*Task statement*
Your task is to copy each line that has the word "houses".

(Collected data)
START
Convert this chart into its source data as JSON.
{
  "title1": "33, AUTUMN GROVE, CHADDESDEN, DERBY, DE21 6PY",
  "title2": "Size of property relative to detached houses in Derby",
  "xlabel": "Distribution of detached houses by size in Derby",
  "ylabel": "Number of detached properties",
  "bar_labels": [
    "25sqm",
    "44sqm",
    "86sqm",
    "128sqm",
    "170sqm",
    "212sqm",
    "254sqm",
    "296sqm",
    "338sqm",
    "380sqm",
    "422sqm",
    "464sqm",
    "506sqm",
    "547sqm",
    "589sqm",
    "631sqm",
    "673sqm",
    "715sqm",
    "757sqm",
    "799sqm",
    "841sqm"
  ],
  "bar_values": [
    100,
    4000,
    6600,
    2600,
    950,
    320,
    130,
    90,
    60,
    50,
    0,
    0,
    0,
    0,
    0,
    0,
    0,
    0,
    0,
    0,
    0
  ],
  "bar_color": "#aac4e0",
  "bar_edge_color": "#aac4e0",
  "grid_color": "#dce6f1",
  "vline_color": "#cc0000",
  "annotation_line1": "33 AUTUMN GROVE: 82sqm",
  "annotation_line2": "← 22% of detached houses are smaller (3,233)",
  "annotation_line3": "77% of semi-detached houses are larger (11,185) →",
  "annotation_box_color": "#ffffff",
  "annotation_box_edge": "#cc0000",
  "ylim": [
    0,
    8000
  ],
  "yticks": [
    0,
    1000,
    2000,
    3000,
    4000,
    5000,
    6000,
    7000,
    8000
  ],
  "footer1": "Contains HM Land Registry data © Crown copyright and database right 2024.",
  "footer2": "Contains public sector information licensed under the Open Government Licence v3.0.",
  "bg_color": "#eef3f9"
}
END
START
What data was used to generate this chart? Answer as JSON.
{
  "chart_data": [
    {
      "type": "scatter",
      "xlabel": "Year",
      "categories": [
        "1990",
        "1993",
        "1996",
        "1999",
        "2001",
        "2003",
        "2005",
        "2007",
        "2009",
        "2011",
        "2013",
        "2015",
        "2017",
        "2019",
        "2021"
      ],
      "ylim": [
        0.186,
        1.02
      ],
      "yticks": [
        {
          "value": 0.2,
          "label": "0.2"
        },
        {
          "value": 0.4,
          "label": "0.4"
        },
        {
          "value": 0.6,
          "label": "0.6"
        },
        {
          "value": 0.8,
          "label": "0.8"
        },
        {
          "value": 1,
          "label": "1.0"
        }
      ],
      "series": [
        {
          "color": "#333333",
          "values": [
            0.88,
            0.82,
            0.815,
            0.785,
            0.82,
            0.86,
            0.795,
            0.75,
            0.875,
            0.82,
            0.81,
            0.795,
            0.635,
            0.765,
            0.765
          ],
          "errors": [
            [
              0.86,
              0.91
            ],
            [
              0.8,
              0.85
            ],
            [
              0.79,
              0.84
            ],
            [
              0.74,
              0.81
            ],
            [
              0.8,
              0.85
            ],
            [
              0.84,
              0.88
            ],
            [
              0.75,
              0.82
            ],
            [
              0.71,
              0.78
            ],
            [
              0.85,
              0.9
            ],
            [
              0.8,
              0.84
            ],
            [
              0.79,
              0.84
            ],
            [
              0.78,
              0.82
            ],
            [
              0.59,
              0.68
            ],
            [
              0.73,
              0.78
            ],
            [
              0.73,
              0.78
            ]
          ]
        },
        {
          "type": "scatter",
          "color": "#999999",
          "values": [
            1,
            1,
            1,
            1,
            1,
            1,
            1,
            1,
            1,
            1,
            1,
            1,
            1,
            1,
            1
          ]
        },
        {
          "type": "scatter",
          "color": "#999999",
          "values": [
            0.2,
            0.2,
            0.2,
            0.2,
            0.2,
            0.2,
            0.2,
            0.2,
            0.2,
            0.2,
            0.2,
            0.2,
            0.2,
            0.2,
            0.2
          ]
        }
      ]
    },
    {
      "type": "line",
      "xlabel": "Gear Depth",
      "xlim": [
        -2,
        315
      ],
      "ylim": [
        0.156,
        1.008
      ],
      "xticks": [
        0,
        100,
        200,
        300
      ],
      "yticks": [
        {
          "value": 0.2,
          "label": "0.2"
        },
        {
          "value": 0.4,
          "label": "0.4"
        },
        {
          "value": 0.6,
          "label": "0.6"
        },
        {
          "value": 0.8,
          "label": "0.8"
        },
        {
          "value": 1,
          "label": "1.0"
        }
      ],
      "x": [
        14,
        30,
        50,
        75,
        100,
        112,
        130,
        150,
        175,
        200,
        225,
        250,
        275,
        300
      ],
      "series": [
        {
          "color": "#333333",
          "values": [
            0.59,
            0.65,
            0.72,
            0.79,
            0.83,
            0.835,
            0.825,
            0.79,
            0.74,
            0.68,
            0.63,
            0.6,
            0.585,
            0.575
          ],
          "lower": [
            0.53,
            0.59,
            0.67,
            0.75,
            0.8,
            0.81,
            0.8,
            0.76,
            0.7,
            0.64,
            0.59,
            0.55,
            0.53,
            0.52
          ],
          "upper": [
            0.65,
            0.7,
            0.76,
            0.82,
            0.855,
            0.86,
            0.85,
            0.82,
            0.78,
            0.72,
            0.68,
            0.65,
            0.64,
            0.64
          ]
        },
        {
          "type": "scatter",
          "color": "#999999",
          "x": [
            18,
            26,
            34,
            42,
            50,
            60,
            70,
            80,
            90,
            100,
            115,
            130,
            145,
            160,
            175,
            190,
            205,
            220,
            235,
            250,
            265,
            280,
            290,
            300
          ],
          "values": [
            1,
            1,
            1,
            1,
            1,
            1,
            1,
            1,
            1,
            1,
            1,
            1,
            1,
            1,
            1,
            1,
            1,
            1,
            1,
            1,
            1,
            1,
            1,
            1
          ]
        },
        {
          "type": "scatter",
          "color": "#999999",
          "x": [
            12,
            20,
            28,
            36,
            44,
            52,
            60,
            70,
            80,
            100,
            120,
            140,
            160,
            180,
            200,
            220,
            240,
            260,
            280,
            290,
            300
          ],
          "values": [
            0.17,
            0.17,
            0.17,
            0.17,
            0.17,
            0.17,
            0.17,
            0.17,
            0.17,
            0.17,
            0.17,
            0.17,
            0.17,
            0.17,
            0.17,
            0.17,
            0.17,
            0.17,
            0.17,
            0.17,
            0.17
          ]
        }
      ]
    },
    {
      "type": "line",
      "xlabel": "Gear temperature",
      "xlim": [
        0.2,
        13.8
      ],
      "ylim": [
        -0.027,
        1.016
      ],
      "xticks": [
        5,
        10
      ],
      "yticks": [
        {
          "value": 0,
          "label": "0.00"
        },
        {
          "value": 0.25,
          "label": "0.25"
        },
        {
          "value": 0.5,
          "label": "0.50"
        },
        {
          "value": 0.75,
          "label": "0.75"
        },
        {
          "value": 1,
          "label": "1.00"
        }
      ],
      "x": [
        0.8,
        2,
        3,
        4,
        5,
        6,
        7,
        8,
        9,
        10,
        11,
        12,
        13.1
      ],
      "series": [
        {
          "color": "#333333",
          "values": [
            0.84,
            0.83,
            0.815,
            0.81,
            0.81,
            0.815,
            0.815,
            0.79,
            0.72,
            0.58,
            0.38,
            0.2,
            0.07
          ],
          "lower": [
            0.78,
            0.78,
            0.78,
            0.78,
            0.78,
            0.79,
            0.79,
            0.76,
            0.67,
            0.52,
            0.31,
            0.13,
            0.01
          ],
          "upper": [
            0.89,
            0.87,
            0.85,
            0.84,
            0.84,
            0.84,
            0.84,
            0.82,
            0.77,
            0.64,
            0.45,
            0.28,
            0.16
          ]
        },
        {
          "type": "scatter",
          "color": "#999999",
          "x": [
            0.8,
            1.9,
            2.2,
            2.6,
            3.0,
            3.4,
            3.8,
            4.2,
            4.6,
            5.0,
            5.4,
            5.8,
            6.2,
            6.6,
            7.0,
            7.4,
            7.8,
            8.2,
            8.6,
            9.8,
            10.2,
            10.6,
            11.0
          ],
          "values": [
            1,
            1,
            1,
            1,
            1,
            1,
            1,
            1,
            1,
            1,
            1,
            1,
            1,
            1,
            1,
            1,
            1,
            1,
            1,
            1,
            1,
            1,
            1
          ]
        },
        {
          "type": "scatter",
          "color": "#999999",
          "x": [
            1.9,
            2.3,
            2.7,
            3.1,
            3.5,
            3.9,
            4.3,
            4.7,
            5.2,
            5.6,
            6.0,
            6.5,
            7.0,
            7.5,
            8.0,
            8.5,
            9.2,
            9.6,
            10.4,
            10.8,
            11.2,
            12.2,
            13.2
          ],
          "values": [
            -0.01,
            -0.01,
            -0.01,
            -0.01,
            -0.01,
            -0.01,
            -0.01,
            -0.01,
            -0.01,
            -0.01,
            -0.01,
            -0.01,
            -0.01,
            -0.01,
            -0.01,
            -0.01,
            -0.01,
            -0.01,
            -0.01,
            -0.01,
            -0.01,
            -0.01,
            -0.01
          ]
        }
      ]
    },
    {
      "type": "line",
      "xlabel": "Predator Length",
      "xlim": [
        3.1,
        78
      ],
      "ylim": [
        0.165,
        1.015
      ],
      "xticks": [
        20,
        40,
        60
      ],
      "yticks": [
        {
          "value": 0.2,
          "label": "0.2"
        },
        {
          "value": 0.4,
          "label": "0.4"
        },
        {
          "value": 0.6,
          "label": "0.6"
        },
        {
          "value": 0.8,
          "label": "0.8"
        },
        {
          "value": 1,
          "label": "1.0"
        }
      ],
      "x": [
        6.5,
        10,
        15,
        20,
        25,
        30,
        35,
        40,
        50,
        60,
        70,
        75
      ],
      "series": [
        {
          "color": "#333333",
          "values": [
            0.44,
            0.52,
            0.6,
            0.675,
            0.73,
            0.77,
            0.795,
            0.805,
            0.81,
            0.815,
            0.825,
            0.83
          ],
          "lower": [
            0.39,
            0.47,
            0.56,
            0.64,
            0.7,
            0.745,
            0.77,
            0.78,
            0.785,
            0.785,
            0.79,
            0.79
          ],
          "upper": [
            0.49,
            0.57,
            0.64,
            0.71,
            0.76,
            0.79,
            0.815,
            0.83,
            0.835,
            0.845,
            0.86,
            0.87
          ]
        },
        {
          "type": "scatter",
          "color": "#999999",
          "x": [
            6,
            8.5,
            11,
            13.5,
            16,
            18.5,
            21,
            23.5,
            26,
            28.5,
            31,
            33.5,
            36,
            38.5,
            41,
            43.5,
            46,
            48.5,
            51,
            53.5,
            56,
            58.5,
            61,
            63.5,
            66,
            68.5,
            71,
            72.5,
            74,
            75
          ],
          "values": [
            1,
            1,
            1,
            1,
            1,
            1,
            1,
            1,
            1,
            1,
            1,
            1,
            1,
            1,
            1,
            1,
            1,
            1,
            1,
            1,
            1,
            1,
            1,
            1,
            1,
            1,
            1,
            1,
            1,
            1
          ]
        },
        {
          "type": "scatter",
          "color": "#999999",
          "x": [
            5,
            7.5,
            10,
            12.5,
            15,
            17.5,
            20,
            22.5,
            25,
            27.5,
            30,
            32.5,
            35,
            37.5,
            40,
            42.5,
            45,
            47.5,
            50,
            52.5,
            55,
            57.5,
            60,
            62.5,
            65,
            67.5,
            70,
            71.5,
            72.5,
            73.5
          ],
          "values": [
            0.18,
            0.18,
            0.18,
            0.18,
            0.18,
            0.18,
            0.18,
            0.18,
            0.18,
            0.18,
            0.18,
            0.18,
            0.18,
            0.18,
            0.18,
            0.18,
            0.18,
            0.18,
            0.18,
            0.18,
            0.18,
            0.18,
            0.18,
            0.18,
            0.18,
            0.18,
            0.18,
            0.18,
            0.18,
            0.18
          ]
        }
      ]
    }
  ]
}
END
START
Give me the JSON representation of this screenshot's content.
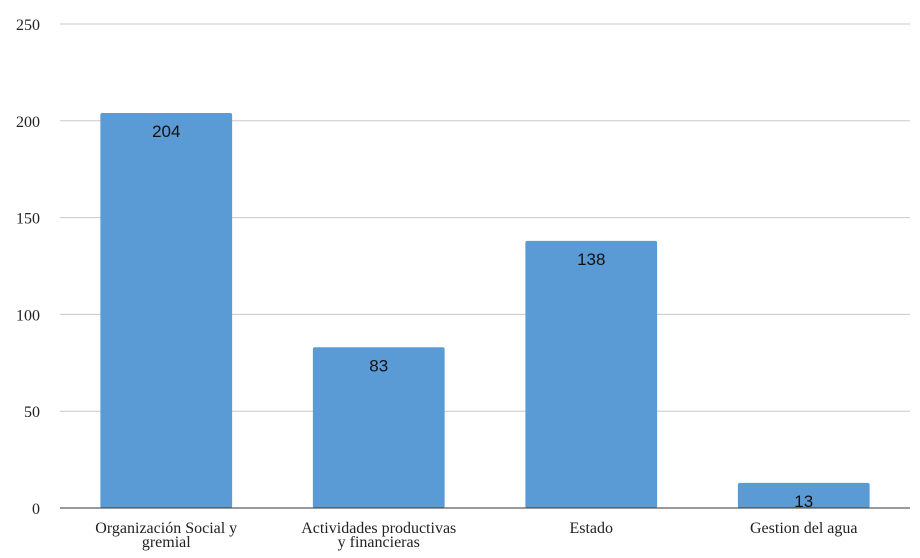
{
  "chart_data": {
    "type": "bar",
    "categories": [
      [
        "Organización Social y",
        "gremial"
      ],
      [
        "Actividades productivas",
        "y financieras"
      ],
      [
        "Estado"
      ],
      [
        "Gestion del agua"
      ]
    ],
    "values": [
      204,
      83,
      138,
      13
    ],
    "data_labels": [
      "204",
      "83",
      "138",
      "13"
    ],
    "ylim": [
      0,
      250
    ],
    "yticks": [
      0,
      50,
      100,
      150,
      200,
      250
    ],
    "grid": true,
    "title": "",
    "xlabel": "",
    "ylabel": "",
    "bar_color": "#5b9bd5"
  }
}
END
*Final answer*
  "title2": "Size of property relative to detached houses in Derby",
  "xlabel": "Distribution of detached houses by size in Derby",
  "annotation_line2": "← 22% of detached houses are smaller (3,233)",
  "annotation_line3": "77% of semi-detached houses are larger (11,185) →",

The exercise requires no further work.